STATED PROBLEM = Which lines of the records contain "GENERIQUE"? Collect every one of them.

RECORDS SUPPLIED =
════

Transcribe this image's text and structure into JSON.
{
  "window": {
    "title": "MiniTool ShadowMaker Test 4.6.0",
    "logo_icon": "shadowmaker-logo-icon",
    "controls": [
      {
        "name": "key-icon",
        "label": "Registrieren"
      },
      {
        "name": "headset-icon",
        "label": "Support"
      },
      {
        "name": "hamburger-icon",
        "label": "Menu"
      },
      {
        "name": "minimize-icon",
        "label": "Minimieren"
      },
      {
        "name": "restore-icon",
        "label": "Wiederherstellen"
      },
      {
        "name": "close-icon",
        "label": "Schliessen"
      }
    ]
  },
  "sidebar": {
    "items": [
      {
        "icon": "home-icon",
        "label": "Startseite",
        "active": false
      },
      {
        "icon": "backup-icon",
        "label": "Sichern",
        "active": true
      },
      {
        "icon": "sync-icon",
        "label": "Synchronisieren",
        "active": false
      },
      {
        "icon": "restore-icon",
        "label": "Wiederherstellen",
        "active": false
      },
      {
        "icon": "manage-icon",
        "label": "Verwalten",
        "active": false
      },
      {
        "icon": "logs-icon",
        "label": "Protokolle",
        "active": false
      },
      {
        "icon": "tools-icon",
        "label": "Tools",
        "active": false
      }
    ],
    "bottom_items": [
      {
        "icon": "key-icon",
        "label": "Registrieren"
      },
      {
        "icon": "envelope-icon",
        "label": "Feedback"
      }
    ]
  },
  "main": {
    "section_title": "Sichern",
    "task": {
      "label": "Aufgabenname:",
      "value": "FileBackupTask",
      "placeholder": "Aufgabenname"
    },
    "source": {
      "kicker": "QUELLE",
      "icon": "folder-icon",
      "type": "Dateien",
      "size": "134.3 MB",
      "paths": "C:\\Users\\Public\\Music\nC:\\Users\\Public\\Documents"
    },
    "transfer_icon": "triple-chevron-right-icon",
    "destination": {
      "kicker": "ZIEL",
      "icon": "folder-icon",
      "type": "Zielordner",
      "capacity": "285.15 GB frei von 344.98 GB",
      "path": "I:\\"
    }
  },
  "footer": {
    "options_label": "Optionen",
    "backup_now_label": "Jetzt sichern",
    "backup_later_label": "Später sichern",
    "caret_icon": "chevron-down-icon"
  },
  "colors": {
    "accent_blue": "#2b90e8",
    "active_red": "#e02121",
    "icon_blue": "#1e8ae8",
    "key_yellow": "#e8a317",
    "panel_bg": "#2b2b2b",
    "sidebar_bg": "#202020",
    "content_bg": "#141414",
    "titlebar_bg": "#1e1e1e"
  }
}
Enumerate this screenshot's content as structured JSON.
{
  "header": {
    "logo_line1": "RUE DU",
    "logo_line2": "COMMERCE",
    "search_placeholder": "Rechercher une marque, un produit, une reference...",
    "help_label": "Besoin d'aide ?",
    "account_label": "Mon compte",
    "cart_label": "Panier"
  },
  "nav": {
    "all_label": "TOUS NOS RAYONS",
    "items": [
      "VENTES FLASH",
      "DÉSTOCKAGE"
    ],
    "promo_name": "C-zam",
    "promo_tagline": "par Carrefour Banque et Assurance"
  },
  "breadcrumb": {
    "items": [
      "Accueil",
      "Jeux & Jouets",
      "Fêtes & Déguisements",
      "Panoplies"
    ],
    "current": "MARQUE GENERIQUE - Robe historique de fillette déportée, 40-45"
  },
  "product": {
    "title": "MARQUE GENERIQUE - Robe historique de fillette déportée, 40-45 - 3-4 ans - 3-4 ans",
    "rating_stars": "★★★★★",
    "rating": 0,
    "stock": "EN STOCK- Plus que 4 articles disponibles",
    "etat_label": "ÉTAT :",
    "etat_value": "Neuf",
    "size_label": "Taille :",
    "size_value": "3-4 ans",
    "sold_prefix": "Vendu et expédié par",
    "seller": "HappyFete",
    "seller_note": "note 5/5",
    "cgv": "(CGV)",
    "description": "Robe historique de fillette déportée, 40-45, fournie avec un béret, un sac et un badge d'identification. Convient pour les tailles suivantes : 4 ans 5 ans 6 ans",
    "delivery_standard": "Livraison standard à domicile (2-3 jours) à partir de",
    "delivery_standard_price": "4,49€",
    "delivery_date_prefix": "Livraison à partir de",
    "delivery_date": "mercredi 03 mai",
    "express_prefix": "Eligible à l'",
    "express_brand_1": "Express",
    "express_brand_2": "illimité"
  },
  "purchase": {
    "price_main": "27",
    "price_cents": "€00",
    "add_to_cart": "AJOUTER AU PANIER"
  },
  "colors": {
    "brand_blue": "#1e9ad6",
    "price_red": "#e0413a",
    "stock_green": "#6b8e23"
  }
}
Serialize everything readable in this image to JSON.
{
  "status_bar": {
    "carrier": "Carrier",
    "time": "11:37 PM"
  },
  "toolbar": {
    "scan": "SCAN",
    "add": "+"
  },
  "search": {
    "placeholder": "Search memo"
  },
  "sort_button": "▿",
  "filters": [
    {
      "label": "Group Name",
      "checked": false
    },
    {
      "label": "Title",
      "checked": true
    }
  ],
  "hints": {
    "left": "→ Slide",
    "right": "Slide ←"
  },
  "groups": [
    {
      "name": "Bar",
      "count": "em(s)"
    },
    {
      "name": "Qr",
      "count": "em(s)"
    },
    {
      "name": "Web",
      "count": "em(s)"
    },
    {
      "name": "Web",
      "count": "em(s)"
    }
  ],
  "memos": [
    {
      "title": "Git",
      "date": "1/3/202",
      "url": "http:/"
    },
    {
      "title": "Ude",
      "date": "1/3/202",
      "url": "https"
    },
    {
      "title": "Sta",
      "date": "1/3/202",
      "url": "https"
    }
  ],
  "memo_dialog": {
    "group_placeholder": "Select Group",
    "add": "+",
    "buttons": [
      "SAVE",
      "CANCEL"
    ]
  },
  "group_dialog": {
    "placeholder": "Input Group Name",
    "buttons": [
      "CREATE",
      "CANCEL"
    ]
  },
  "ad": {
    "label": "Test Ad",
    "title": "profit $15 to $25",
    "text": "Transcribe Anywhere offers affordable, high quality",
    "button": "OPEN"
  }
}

════

EXPECTED OUTPUT =
    "current": "MARQUE GENERIQUE - Robe historique de fillette déportée, 40-45"
    "title": "MARQUE GENERIQUE - Robe historique de fillette déportée, 40-45 - 3-4 ans - 3-4 ans",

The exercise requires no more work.